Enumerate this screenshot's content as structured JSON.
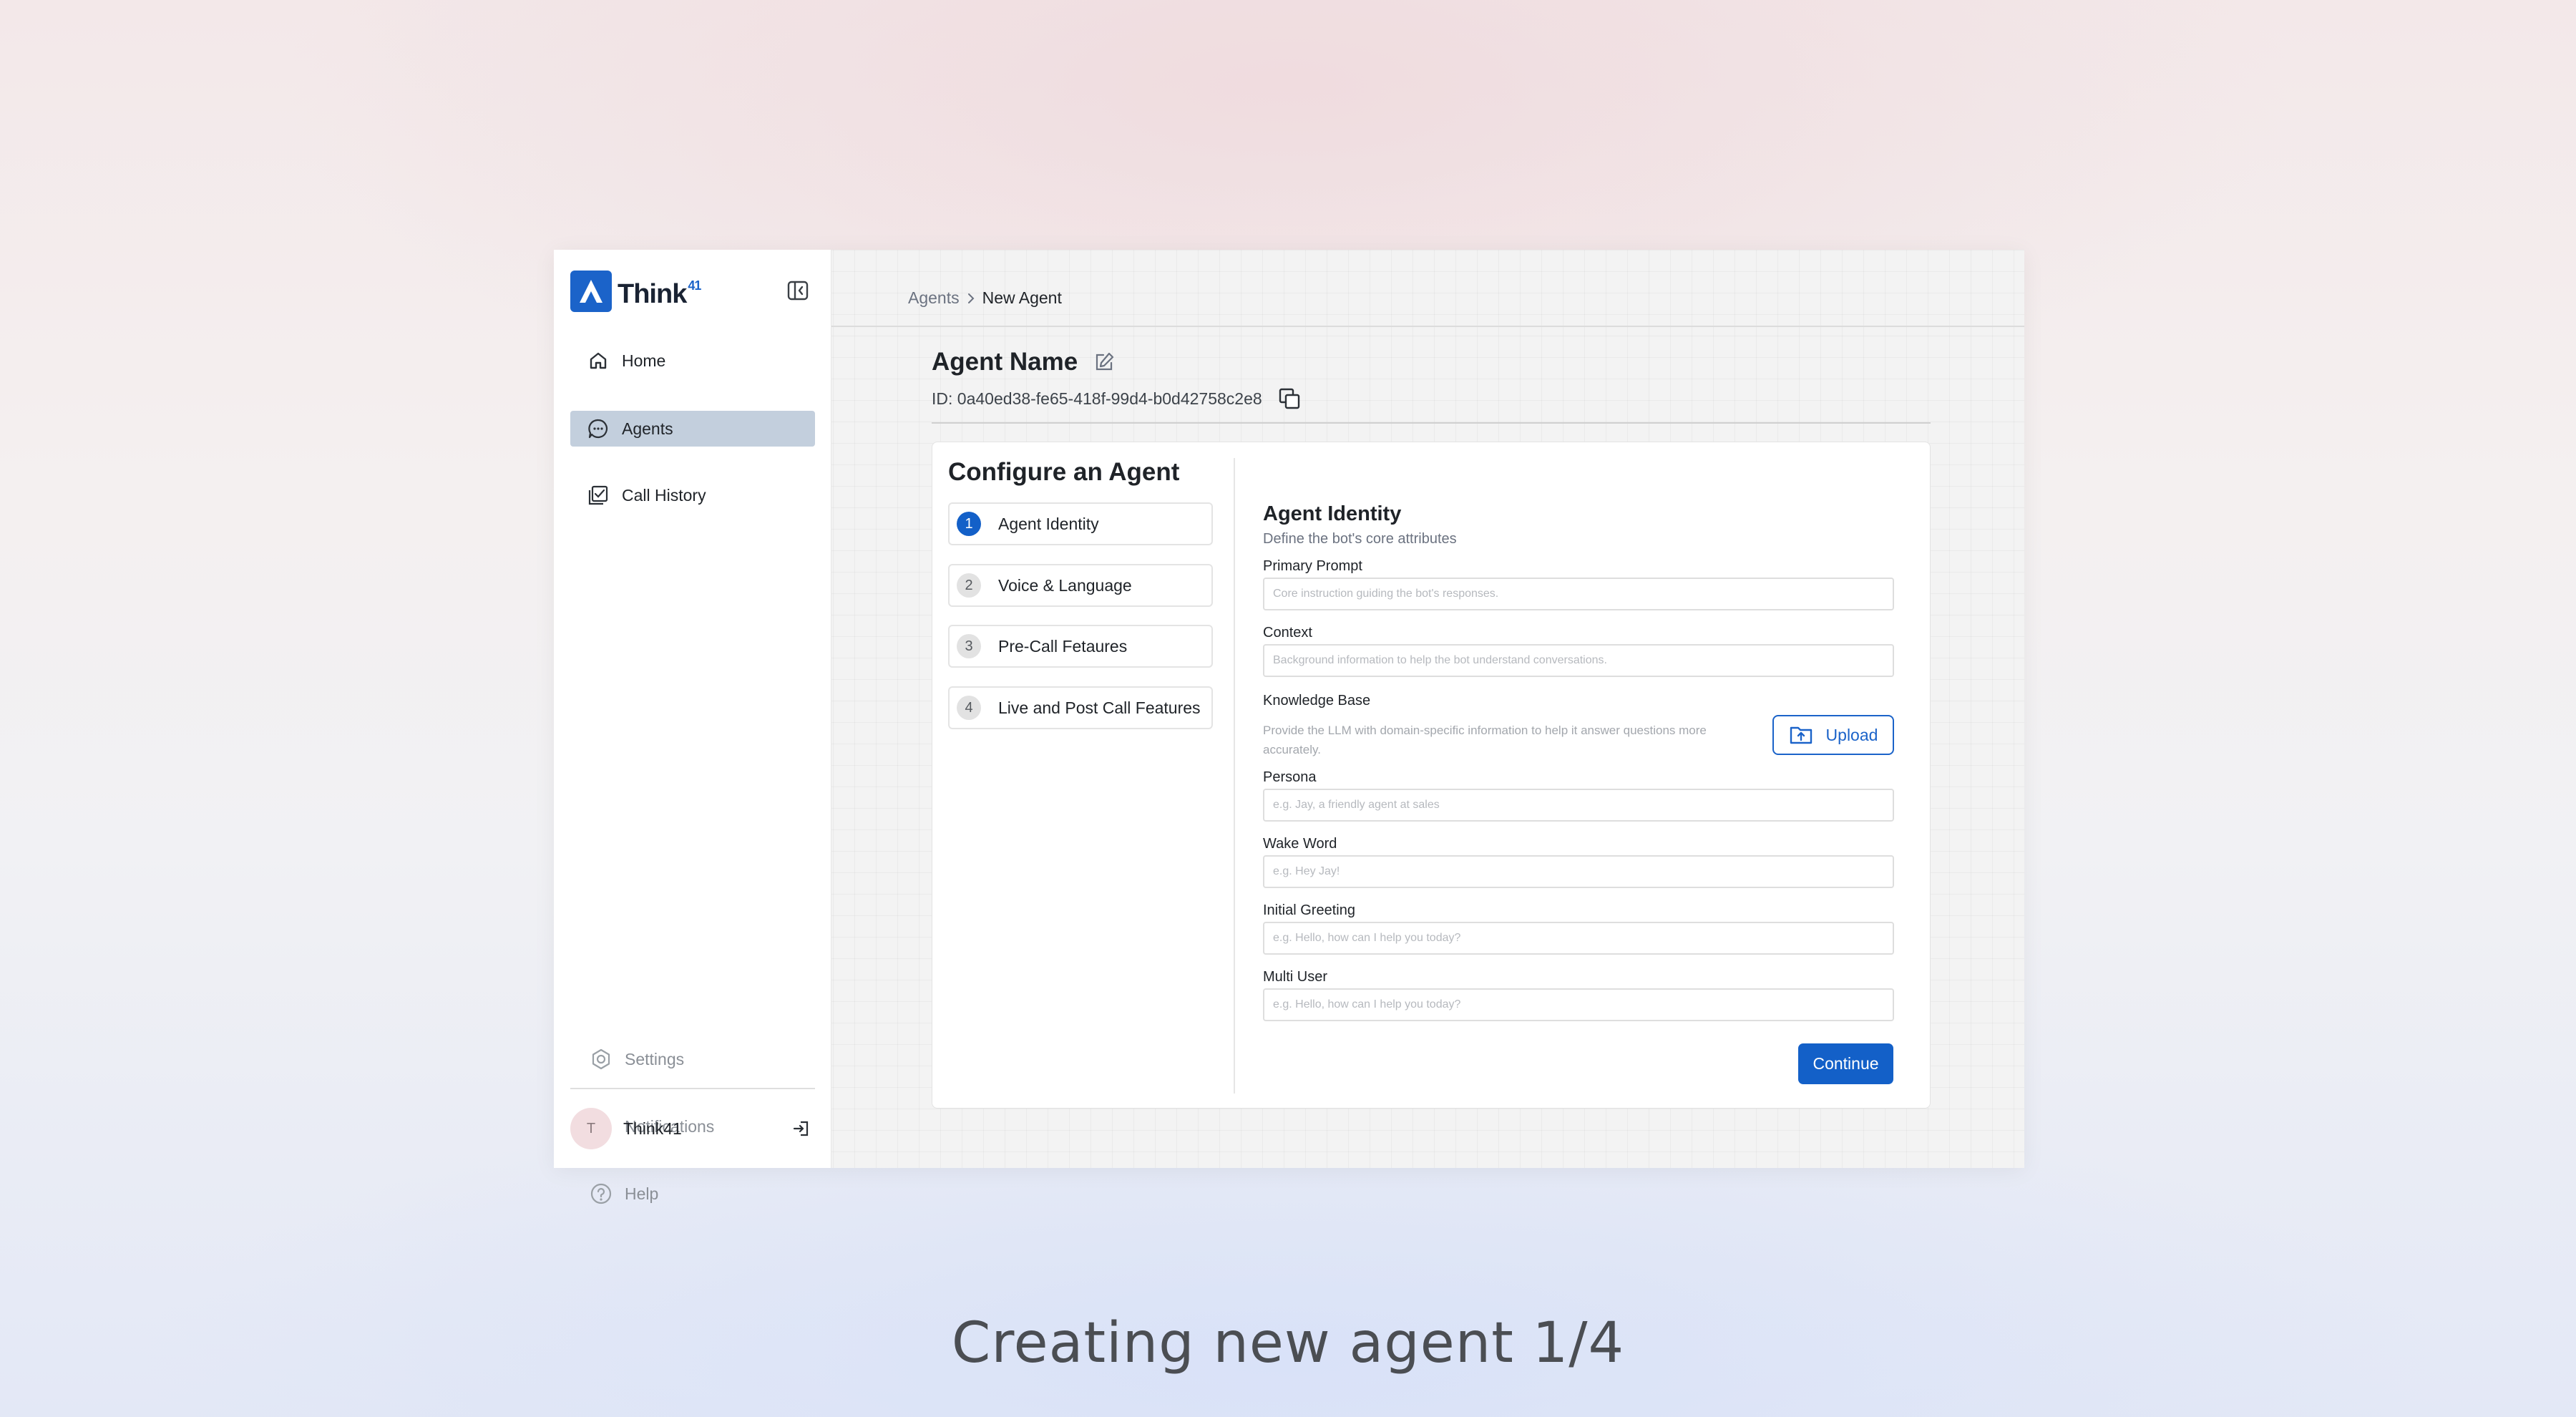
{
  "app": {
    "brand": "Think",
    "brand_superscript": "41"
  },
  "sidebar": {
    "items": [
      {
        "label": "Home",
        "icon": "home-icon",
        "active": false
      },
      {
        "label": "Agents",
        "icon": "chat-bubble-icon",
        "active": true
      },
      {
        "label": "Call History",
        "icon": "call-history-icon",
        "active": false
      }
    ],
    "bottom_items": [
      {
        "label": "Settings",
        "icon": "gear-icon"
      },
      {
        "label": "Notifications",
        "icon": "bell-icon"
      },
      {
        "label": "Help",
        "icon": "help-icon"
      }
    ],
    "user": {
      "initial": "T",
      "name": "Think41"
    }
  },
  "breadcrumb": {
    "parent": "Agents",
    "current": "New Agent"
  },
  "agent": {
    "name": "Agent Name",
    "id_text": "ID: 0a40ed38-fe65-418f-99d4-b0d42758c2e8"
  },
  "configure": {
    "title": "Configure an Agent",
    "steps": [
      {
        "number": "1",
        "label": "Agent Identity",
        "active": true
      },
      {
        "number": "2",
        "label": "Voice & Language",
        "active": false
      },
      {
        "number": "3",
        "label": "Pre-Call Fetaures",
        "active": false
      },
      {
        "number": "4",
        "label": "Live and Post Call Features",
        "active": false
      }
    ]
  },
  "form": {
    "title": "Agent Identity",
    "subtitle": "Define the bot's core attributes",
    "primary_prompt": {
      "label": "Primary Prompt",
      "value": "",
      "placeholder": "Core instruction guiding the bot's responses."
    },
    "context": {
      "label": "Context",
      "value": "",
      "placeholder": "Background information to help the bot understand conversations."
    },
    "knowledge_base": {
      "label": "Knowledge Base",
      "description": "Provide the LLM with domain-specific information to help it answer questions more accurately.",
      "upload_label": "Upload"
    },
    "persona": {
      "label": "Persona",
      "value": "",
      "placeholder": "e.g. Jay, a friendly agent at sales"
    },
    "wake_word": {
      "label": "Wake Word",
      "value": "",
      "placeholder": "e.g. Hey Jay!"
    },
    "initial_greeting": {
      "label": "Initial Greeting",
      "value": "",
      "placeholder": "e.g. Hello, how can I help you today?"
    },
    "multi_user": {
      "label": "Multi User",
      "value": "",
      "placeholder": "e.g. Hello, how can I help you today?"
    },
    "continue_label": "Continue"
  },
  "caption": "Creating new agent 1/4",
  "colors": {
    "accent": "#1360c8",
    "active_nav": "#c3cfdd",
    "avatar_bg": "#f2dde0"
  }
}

▸ What you need to do: Leave out the pictures and print every line of the data exactly.

▸ Answer to the task:
Enumerate this screenshot's content as structured JSON.
{
  "app": {
    "brand": "Think",
    "brand_superscript": "41"
  },
  "sidebar": {
    "items": [
      {
        "label": "Home",
        "icon": "home-icon",
        "active": false
      },
      {
        "label": "Agents",
        "icon": "chat-bubble-icon",
        "active": true
      },
      {
        "label": "Call History",
        "icon": "call-history-icon",
        "active": false
      }
    ],
    "bottom_items": [
      {
        "label": "Settings",
        "icon": "gear-icon"
      },
      {
        "label": "Notifications",
        "icon": "bell-icon"
      },
      {
        "label": "Help",
        "icon": "help-icon"
      }
    ],
    "user": {
      "initial": "T",
      "name": "Think41"
    }
  },
  "breadcrumb": {
    "parent": "Agents",
    "current": "New Agent"
  },
  "agent": {
    "name": "Agent Name",
    "id_text": "ID: 0a40ed38-fe65-418f-99d4-b0d42758c2e8"
  },
  "configure": {
    "title": "Configure an Agent",
    "steps": [
      {
        "number": "1",
        "label": "Agent Identity",
        "active": true
      },
      {
        "number": "2",
        "label": "Voice & Language",
        "active": false
      },
      {
        "number": "3",
        "label": "Pre-Call Fetaures",
        "active": false
      },
      {
        "number": "4",
        "label": "Live and Post Call Features",
        "active": false
      }
    ]
  },
  "form": {
    "title": "Agent Identity",
    "subtitle": "Define the bot's core attributes",
    "primary_prompt": {
      "label": "Primary Prompt",
      "value": "",
      "placeholder": "Core instruction guiding the bot's responses."
    },
    "context": {
      "label": "Context",
      "value": "",
      "placeholder": "Background information to help the bot understand conversations."
    },
    "knowledge_base": {
      "label": "Knowledge Base",
      "description": "Provide the LLM with domain-specific information to help it answer questions more accurately.",
      "upload_label": "Upload"
    },
    "persona": {
      "label": "Persona",
      "value": "",
      "placeholder": "e.g. Jay, a friendly agent at sales"
    },
    "wake_word": {
      "label": "Wake Word",
      "value": "",
      "placeholder": "e.g. Hey Jay!"
    },
    "initial_greeting": {
      "label": "Initial Greeting",
      "value": "",
      "placeholder": "e.g. Hello, how can I help you today?"
    },
    "multi_user": {
      "label": "Multi User",
      "value": "",
      "placeholder": "e.g. Hello, how can I help you today?"
    },
    "continue_label": "Continue"
  },
  "caption": "Creating new agent 1/4",
  "colors": {
    "accent": "#1360c8",
    "active_nav": "#c3cfdd",
    "avatar_bg": "#f2dde0"
  }
}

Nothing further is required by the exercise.